━━━━━ DATA SUPPLIED

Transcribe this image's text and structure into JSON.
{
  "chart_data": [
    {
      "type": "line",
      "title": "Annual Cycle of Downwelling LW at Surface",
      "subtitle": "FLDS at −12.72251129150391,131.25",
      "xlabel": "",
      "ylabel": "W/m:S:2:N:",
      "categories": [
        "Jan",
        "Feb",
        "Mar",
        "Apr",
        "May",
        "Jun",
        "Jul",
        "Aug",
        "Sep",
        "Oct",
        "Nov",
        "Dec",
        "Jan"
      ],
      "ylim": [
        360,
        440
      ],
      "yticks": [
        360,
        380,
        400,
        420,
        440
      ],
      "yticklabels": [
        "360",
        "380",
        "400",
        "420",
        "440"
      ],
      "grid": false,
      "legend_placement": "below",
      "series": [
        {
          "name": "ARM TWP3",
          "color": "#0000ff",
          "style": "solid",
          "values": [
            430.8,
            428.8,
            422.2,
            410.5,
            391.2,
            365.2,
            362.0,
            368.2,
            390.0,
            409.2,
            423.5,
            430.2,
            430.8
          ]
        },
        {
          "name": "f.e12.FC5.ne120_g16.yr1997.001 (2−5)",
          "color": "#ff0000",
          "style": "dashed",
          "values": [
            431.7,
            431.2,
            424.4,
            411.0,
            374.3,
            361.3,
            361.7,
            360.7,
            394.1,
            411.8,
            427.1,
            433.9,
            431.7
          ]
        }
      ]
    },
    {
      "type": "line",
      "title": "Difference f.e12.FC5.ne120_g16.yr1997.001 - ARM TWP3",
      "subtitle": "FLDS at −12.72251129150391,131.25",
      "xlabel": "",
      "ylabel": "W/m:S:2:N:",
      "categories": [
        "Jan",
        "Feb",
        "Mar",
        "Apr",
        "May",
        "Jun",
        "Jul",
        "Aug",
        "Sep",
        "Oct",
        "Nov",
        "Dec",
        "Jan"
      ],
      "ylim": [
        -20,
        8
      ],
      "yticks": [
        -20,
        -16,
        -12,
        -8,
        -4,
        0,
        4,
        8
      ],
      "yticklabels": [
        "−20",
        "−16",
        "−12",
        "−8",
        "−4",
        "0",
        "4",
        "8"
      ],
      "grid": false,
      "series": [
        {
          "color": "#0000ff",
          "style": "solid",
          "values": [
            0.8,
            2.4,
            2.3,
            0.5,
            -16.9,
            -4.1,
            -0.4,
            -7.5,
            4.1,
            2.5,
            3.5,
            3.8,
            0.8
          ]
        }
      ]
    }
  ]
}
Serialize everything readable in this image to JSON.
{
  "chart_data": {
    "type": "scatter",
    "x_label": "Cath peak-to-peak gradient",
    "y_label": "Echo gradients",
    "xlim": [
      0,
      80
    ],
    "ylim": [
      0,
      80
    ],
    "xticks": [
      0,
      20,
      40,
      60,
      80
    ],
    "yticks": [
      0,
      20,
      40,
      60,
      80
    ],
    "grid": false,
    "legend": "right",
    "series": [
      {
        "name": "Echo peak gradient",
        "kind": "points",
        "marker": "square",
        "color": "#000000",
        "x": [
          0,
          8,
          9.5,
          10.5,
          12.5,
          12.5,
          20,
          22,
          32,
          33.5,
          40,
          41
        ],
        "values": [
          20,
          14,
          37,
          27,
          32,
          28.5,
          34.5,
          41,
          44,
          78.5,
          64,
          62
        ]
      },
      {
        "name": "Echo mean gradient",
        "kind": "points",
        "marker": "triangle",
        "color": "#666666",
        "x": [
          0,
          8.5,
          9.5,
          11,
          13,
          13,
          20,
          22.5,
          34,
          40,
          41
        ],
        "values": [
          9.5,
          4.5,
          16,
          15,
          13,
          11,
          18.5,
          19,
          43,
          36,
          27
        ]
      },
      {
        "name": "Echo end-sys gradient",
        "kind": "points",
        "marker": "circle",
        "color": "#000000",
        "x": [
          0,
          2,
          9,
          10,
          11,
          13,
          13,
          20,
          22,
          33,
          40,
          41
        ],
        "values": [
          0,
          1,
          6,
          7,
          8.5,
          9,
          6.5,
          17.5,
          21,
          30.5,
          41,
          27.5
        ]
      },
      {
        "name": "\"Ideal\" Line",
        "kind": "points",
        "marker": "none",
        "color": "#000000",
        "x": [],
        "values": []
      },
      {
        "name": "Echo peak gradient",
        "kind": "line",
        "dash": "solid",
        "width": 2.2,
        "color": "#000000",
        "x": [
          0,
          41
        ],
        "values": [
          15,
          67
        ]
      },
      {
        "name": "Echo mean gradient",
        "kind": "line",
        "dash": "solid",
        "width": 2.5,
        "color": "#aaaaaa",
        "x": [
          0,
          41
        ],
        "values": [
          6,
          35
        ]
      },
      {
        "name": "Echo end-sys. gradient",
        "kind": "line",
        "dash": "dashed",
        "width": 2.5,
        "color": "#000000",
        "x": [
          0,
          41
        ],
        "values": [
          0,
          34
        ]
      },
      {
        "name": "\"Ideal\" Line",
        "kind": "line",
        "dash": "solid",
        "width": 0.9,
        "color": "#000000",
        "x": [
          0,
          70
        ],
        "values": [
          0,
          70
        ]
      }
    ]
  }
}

━━━━━━━━━━

EXERCISE: From the first line to the last, please quote the material above exactly.

RESULT OF THIS TASK:
Transcribe this image's text and structure into JSON.
{
  "chart_data": [
    {
      "type": "line",
      "title": "Annual Cycle of Downwelling LW at Surface",
      "subtitle": "FLDS at −12.72251129150391,131.25",
      "xlabel": "",
      "ylabel": "W/m:S:2:N:",
      "categories": [
        "Jan",
        "Feb",
        "Mar",
        "Apr",
        "May",
        "Jun",
        "Jul",
        "Aug",
        "Sep",
        "Oct",
        "Nov",
        "Dec",
        "Jan"
      ],
      "ylim": [
        360,
        440
      ],
      "yticks": [
        360,
        380,
        400,
        420,
        440
      ],
      "yticklabels": [
        "360",
        "380",
        "400",
        "420",
        "440"
      ],
      "grid": false,
      "legend_placement": "below",
      "series": [
        {
          "name": "ARM TWP3",
          "color": "#0000ff",
          "style": "solid",
          "values": [
            430.8,
            428.8,
            422.2,
            410.5,
            391.2,
            365.2,
            362.0,
            368.2,
            390.0,
            409.2,
            423.5,
            430.2,
            430.8
          ]
        },
        {
          "name": "f.e12.FC5.ne120_g16.yr1997.001 (2−5)",
          "color": "#ff0000",
          "style": "dashed",
          "values": [
            431.7,
            431.2,
            424.4,
            411.0,
            374.3,
            361.3,
            361.7,
            360.7,
            394.1,
            411.8,
            427.1,
            433.9,
            431.7
          ]
        }
      ]
    },
    {
      "type": "line",
      "title": "Difference f.e12.FC5.ne120_g16.yr1997.001 - ARM TWP3",
      "subtitle": "FLDS at −12.72251129150391,131.25",
      "xlabel": "",
      "ylabel": "W/m:S:2:N:",
      "categories": [
        "Jan",
        "Feb",
        "Mar",
        "Apr",
        "May",
        "Jun",
        "Jul",
        "Aug",
        "Sep",
        "Oct",
        "Nov",
        "Dec",
        "Jan"
      ],
      "ylim": [
        -20,
        8
      ],
      "yticks": [
        -20,
        -16,
        -12,
        -8,
        -4,
        0,
        4,
        8
      ],
      "yticklabels": [
        "−20",
        "−16",
        "−12",
        "−8",
        "−4",
        "0",
        "4",
        "8"
      ],
      "grid": false,
      "series": [
        {
          "color": "#0000ff",
          "style": "solid",
          "values": [
            0.8,
            2.4,
            2.3,
            0.5,
            -16.9,
            -4.1,
            -0.4,
            -7.5,
            4.1,
            2.5,
            3.5,
            3.8,
            0.8
          ]
        }
      ]
    }
  ]
}
Serialize everything readable in this image to JSON.
{
  "chart_data": {
    "type": "scatter",
    "x_label": "Cath peak-to-peak gradient",
    "y_label": "Echo gradients",
    "xlim": [
      0,
      80
    ],
    "ylim": [
      0,
      80
    ],
    "xticks": [
      0,
      20,
      40,
      60,
      80
    ],
    "yticks": [
      0,
      20,
      40,
      60,
      80
    ],
    "grid": false,
    "legend": "right",
    "series": [
      {
        "name": "Echo peak gradient",
        "kind": "points",
        "marker": "square",
        "color": "#000000",
        "x": [
          0,
          8,
          9.5,
          10.5,
          12.5,
          12.5,
          20,
          22,
          32,
          33.5,
          40,
          41
        ],
        "values": [
          20,
          14,
          37,
          27,
          32,
          28.5,
          34.5,
          41,
          44,
          78.5,
          64,
          62
        ]
      },
      {
        "name": "Echo mean gradient",
        "kind": "points",
        "marker": "triangle",
        "color": "#666666",
        "x": [
          0,
          8.5,
          9.5,
          11,
          13,
          13,
          20,
          22.5,
          34,
          40,
          41
        ],
        "values": [
          9.5,
          4.5,
          16,
          15,
          13,
          11,
          18.5,
          19,
          43,
          36,
          27
        ]
      },
      {
        "name": "Echo end-sys gradient",
        "kind": "points",
        "marker": "circle",
        "color": "#000000",
        "x": [
          0,
          2,
          9,
          10,
          11,
          13,
          13,
          20,
          22,
          33,
          40,
          41
        ],
        "values": [
          0,
          1,
          6,
          7,
          8.5,
          9,
          6.5,
          17.5,
          21,
          30.5,
          41,
          27.5
        ]
      },
      {
        "name": "\"Ideal\" Line",
        "kind": "points",
        "marker": "none",
        "color": "#000000",
        "x": [],
        "values": []
      },
      {
        "name": "Echo peak gradient",
        "kind": "line",
        "dash": "solid",
        "width": 2.2,
        "color": "#000000",
        "x": [
          0,
          41
        ],
        "values": [
          15,
          67
        ]
      },
      {
        "name": "Echo mean gradient",
        "kind": "line",
        "dash": "solid",
        "width": 2.5,
        "color": "#aaaaaa",
        "x": [
          0,
          41
        ],
        "values": [
          6,
          35
        ]
      },
      {
        "name": "Echo end-sys. gradient",
        "kind": "line",
        "dash": "dashed",
        "width": 2.5,
        "color": "#000000",
        "x": [
          0,
          41
        ],
        "values": [
          0,
          34
        ]
      },
      {
        "name": "\"Ideal\" Line",
        "kind": "line",
        "dash": "solid",
        "width": 0.9,
        "color": "#000000",
        "x": [
          0,
          70
        ],
        "values": [
          0,
          70
        ]
      }
    ]
  }
}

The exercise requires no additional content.